** Start **
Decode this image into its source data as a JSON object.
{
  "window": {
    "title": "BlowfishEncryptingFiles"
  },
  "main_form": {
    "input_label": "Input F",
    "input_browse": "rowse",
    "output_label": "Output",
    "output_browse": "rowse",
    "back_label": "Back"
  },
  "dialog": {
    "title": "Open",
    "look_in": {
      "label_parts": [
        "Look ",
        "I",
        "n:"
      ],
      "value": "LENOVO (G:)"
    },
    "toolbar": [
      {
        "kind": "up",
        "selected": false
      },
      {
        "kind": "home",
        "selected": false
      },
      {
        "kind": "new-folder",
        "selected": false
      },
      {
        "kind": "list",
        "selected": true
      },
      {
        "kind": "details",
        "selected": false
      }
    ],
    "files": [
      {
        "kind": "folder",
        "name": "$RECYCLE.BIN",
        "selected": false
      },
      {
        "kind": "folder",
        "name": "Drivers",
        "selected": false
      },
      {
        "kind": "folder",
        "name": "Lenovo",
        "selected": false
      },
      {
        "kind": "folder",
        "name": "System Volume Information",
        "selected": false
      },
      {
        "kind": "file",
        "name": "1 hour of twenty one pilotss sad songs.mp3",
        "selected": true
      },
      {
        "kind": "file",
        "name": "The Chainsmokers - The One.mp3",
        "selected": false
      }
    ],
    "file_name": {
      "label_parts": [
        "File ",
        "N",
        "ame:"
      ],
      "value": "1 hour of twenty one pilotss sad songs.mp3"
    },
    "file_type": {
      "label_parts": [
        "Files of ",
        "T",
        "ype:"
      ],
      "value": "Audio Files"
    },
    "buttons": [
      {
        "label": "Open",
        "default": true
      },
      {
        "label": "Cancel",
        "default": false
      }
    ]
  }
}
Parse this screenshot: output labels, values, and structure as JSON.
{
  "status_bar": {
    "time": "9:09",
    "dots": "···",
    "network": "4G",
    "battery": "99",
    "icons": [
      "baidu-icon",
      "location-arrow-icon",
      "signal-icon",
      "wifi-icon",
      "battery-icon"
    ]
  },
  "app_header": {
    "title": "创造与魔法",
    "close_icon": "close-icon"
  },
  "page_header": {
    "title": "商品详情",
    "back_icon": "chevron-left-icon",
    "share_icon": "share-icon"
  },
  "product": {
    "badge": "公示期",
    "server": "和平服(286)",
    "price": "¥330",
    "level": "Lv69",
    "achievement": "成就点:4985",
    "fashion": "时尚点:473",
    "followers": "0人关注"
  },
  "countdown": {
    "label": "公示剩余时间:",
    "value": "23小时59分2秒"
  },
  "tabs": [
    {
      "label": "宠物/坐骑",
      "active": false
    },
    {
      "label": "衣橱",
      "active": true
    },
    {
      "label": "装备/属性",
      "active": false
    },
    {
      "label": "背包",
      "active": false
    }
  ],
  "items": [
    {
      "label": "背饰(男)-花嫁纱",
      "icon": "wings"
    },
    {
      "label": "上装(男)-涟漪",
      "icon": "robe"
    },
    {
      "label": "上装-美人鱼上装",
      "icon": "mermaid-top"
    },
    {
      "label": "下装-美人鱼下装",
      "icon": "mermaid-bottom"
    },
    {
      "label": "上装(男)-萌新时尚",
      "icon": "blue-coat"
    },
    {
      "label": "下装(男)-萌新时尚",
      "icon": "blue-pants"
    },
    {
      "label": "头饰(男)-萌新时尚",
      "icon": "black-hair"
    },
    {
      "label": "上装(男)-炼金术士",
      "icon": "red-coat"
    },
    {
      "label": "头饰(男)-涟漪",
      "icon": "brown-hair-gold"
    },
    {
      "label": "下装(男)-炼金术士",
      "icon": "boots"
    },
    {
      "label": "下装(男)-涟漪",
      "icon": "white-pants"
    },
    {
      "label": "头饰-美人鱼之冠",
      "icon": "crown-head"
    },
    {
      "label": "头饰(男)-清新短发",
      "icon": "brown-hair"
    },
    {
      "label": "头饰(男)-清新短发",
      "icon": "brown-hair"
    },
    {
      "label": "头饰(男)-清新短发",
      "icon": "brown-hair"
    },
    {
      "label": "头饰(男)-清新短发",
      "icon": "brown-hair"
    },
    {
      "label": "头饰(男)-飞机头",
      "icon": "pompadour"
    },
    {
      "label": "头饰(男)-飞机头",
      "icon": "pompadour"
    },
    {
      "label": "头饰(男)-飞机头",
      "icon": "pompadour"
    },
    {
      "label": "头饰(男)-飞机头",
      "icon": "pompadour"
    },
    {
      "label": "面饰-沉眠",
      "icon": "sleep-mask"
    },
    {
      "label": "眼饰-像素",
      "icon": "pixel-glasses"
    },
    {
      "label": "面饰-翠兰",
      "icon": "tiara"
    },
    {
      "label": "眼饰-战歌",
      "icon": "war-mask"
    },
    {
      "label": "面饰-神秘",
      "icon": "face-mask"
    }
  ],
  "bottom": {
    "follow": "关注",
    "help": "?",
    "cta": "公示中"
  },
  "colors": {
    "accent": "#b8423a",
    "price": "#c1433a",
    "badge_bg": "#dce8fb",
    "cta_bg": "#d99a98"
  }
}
** End **
• **Problem requirements**: Write out every entry above, word for word.

• **Solution to this task**:
Decode this image into its source data as a JSON object.
{
  "window": {
    "title": "BlowfishEncryptingFiles"
  },
  "main_form": {
    "input_label": "Input F",
    "input_browse": "rowse",
    "output_label": "Output",
    "output_browse": "rowse",
    "back_label": "Back"
  },
  "dialog": {
    "title": "Open",
    "look_in": {
      "label_parts": [
        "Look ",
        "I",
        "n:"
      ],
      "value": "LENOVO (G:)"
    },
    "toolbar": [
      {
        "kind": "up",
        "selected": false
      },
      {
        "kind": "home",
        "selected": false
      },
      {
        "kind": "new-folder",
        "selected": false
      },
      {
        "kind": "list",
        "selected": true
      },
      {
        "kind": "details",
        "selected": false
      }
    ],
    "files": [
      {
        "kind": "folder",
        "name": "$RECYCLE.BIN",
        "selected": false
      },
      {
        "kind": "folder",
        "name": "Drivers",
        "selected": false
      },
      {
        "kind": "folder",
        "name": "Lenovo",
        "selected": false
      },
      {
        "kind": "folder",
        "name": "System Volume Information",
        "selected": false
      },
      {
        "kind": "file",
        "name": "1 hour of twenty one pilotss sad songs.mp3",
        "selected": true
      },
      {
        "kind": "file",
        "name": "The Chainsmokers - The One.mp3",
        "selected": false
      }
    ],
    "file_name": {
      "label_parts": [
        "File ",
        "N",
        "ame:"
      ],
      "value": "1 hour of twenty one pilotss sad songs.mp3"
    },
    "file_type": {
      "label_parts": [
        "Files of ",
        "T",
        "ype:"
      ],
      "value": "Audio Files"
    },
    "buttons": [
      {
        "label": "Open",
        "default": true
      },
      {
        "label": "Cancel",
        "default": false
      }
    ]
  }
}
Parse this screenshot: output labels, values, and structure as JSON.
{
  "status_bar": {
    "time": "9:09",
    "dots": "···",
    "network": "4G",
    "battery": "99",
    "icons": [
      "baidu-icon",
      "location-arrow-icon",
      "signal-icon",
      "wifi-icon",
      "battery-icon"
    ]
  },
  "app_header": {
    "title": "创造与魔法",
    "close_icon": "close-icon"
  },
  "page_header": {
    "title": "商品详情",
    "back_icon": "chevron-left-icon",
    "share_icon": "share-icon"
  },
  "product": {
    "badge": "公示期",
    "server": "和平服(286)",
    "price": "¥330",
    "level": "Lv69",
    "achievement": "成就点:4985",
    "fashion": "时尚点:473",
    "followers": "0人关注"
  },
  "countdown": {
    "label": "公示剩余时间:",
    "value": "23小时59分2秒"
  },
  "tabs": [
    {
      "label": "宠物/坐骑",
      "active": false
    },
    {
      "label": "衣橱",
      "active": true
    },
    {
      "label": "装备/属性",
      "active": false
    },
    {
      "label": "背包",
      "active": false
    }
  ],
  "items": [
    {
      "label": "背饰(男)-花嫁纱",
      "icon": "wings"
    },
    {
      "label": "上装(男)-涟漪",
      "icon": "robe"
    },
    {
      "label": "上装-美人鱼上装",
      "icon": "mermaid-top"
    },
    {
      "label": "下装-美人鱼下装",
      "icon": "mermaid-bottom"
    },
    {
      "label": "上装(男)-萌新时尚",
      "icon": "blue-coat"
    },
    {
      "label": "下装(男)-萌新时尚",
      "icon": "blue-pants"
    },
    {
      "label": "头饰(男)-萌新时尚",
      "icon": "black-hair"
    },
    {
      "label": "上装(男)-炼金术士",
      "icon": "red-coat"
    },
    {
      "label": "头饰(男)-涟漪",
      "icon": "brown-hair-gold"
    },
    {
      "label": "下装(男)-炼金术士",
      "icon": "boots"
    },
    {
      "label": "下装(男)-涟漪",
      "icon": "white-pants"
    },
    {
      "label": "头饰-美人鱼之冠",
      "icon": "crown-head"
    },
    {
      "label": "头饰(男)-清新短发",
      "icon": "brown-hair"
    },
    {
      "label": "头饰(男)-清新短发",
      "icon": "brown-hair"
    },
    {
      "label": "头饰(男)-清新短发",
      "icon": "brown-hair"
    },
    {
      "label": "头饰(男)-清新短发",
      "icon": "brown-hair"
    },
    {
      "label": "头饰(男)-飞机头",
      "icon": "pompadour"
    },
    {
      "label": "头饰(男)-飞机头",
      "icon": "pompadour"
    },
    {
      "label": "头饰(男)-飞机头",
      "icon": "pompadour"
    },
    {
      "label": "头饰(男)-飞机头",
      "icon": "pompadour"
    },
    {
      "label": "面饰-沉眠",
      "icon": "sleep-mask"
    },
    {
      "label": "眼饰-像素",
      "icon": "pixel-glasses"
    },
    {
      "label": "面饰-翠兰",
      "icon": "tiara"
    },
    {
      "label": "眼饰-战歌",
      "icon": "war-mask"
    },
    {
      "label": "面饰-神秘",
      "icon": "face-mask"
    }
  ],
  "bottom": {
    "follow": "关注",
    "help": "?",
    "cta": "公示中"
  },
  "colors": {
    "accent": "#b8423a",
    "price": "#c1433a",
    "badge_bg": "#dce8fb",
    "cta_bg": "#d99a98"
  }
}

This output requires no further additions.